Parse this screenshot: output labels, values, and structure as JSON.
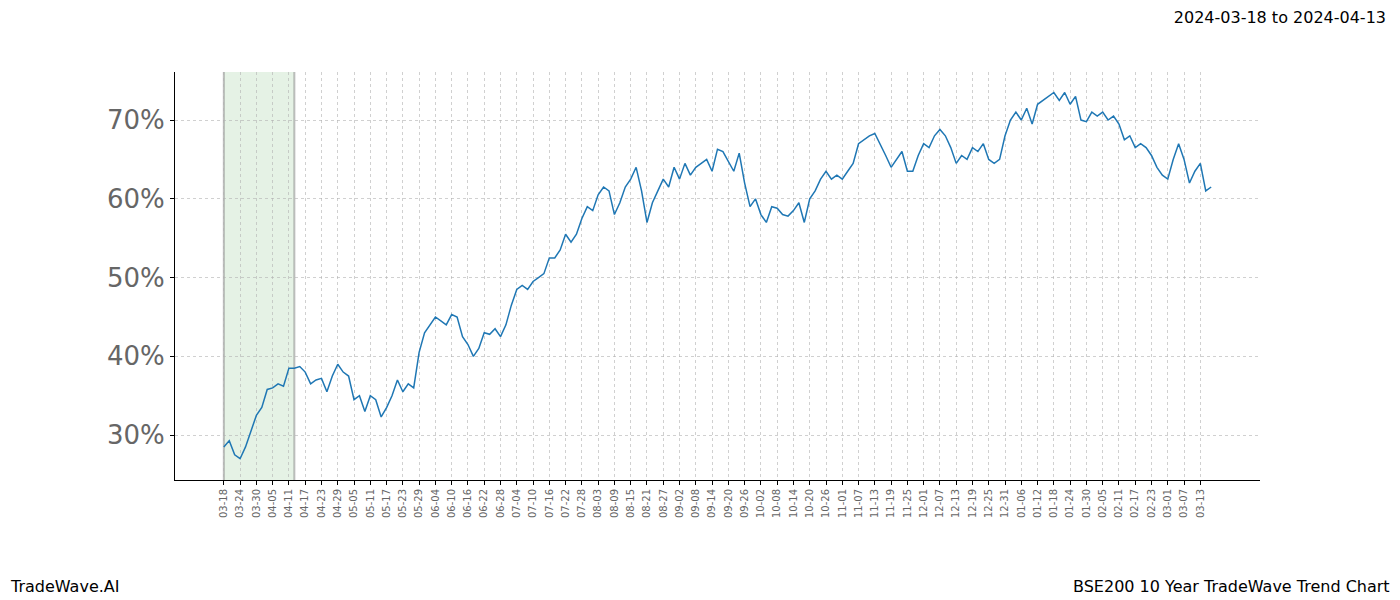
{
  "chart_data": {
    "type": "line",
    "title": "2024-03-18 to 2024-04-13",
    "annotations": [
      "TradeWave.AI",
      "BSE200 10 Year TradeWave Trend Chart"
    ],
    "categories": [
      "03-18",
      null,
      null,
      "03-24",
      null,
      null,
      "03-30",
      null,
      null,
      "04-05",
      null,
      null,
      "04-11",
      null,
      null,
      "04-17",
      null,
      null,
      "04-23",
      null,
      null,
      "04-29",
      null,
      null,
      "05-05",
      null,
      null,
      "05-11",
      null,
      null,
      "05-17",
      null,
      null,
      "05-23",
      null,
      null,
      "05-29",
      null,
      null,
      "06-04",
      null,
      null,
      "06-10",
      null,
      null,
      "06-16",
      null,
      null,
      "06-22",
      null,
      null,
      "06-28",
      null,
      null,
      "07-04",
      null,
      null,
      "07-10",
      null,
      null,
      "07-16",
      null,
      null,
      "07-22",
      null,
      null,
      "07-28",
      null,
      null,
      "08-03",
      null,
      null,
      "08-09",
      null,
      null,
      "08-15",
      null,
      null,
      "08-21",
      null,
      null,
      "08-27",
      null,
      null,
      "09-02",
      null,
      null,
      "09-08",
      null,
      null,
      "09-14",
      null,
      null,
      "09-20",
      null,
      null,
      "09-26",
      null,
      null,
      "10-02",
      null,
      null,
      "10-08",
      null,
      null,
      "10-14",
      null,
      null,
      "10-20",
      null,
      null,
      "10-26",
      null,
      null,
      "11-01",
      null,
      null,
      "11-07",
      null,
      null,
      "11-13",
      null,
      null,
      "11-19",
      null,
      null,
      "11-25",
      null,
      null,
      "12-01",
      null,
      null,
      "12-07",
      null,
      null,
      "12-13",
      null,
      null,
      "12-19",
      null,
      null,
      "12-25",
      null,
      null,
      "12-31",
      null,
      null,
      "01-06",
      null,
      null,
      "01-12",
      null,
      null,
      "01-18",
      null,
      null,
      "01-24",
      null,
      null,
      "01-30",
      null,
      null,
      "02-05",
      null,
      null,
      "02-11",
      null,
      null,
      "02-17",
      null,
      null,
      "02-23",
      null,
      null,
      "03-01",
      null,
      null,
      "03-07",
      null,
      null,
      "03-13",
      null,
      null
    ],
    "values": [
      28.5,
      29.3,
      27.5,
      27.0,
      28.5,
      30.5,
      32.5,
      33.5,
      35.8,
      36.0,
      36.5,
      36.2,
      38.5,
      38.5,
      38.7,
      38.0,
      36.5,
      37.0,
      37.2,
      35.5,
      37.5,
      39.0,
      38.0,
      37.5,
      34.5,
      35.0,
      33.0,
      35.0,
      34.5,
      32.3,
      33.5,
      35.0,
      37.0,
      35.5,
      36.5,
      36.0,
      40.5,
      43.0,
      44.0,
      45.0,
      44.5,
      44.0,
      45.3,
      45.0,
      42.5,
      41.5,
      40.0,
      41.0,
      43.0,
      42.8,
      43.5,
      42.5,
      44.0,
      46.5,
      48.5,
      49.0,
      48.5,
      49.5,
      50.0,
      50.5,
      52.5,
      52.5,
      53.5,
      55.5,
      54.5,
      55.5,
      57.5,
      59.0,
      58.5,
      60.5,
      61.5,
      61.0,
      58.0,
      59.5,
      61.5,
      62.5,
      64.0,
      61.0,
      57.0,
      59.5,
      61.0,
      62.5,
      61.5,
      64.0,
      62.5,
      64.5,
      63.0,
      64.0,
      64.5,
      65.0,
      63.5,
      66.3,
      66.0,
      64.8,
      63.5,
      65.8,
      62.0,
      59.0,
      60.0,
      58.0,
      57.0,
      59.0,
      58.8,
      58.0,
      57.8,
      58.5,
      59.5,
      57.0,
      60.0,
      61.0,
      62.5,
      63.5,
      62.5,
      63.0,
      62.5,
      63.5,
      64.5,
      67.0,
      67.5,
      68.0,
      68.3,
      67.0,
      65.5,
      64.0,
      65.0,
      66.0,
      63.5,
      63.5,
      65.5,
      67.0,
      66.5,
      68.0,
      68.8,
      68.0,
      66.5,
      64.5,
      65.5,
      65.0,
      66.5,
      66.0,
      67.0,
      65.0,
      64.5,
      65.0,
      68.0,
      70.0,
      71.0,
      70.0,
      71.5,
      69.5,
      72.0,
      72.5,
      73.0,
      73.5,
      72.5,
      73.5,
      72.0,
      73.0,
      70.0,
      69.8,
      71.0,
      70.5,
      71.0,
      70.0,
      70.5,
      69.5,
      67.5,
      68.0,
      66.5,
      67.0,
      66.5,
      65.5,
      64.0,
      63.0,
      62.5,
      65.0,
      67.0,
      65.0,
      62.0,
      63.5,
      64.5,
      61.0,
      61.5
    ],
    "color": "#1f77b4",
    "shaded": {
      "x": [
        0,
        13
      ]
    },
    "xlim": [
      -9,
      191
    ],
    "ylim": [
      24.3,
      76.1
    ],
    "yticks": [
      {
        "value": 30,
        "label": "30%"
      },
      {
        "value": 40,
        "label": "40%"
      },
      {
        "value": 50,
        "label": "50%"
      },
      {
        "value": 60,
        "label": "60%"
      },
      {
        "value": 70,
        "label": "70%"
      }
    ],
    "grid": true
  }
}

____________

- [OBJECTIVE]
Only the number is needed here: how many lines of the records contain "values"?

- [TASK SOLUTION]
2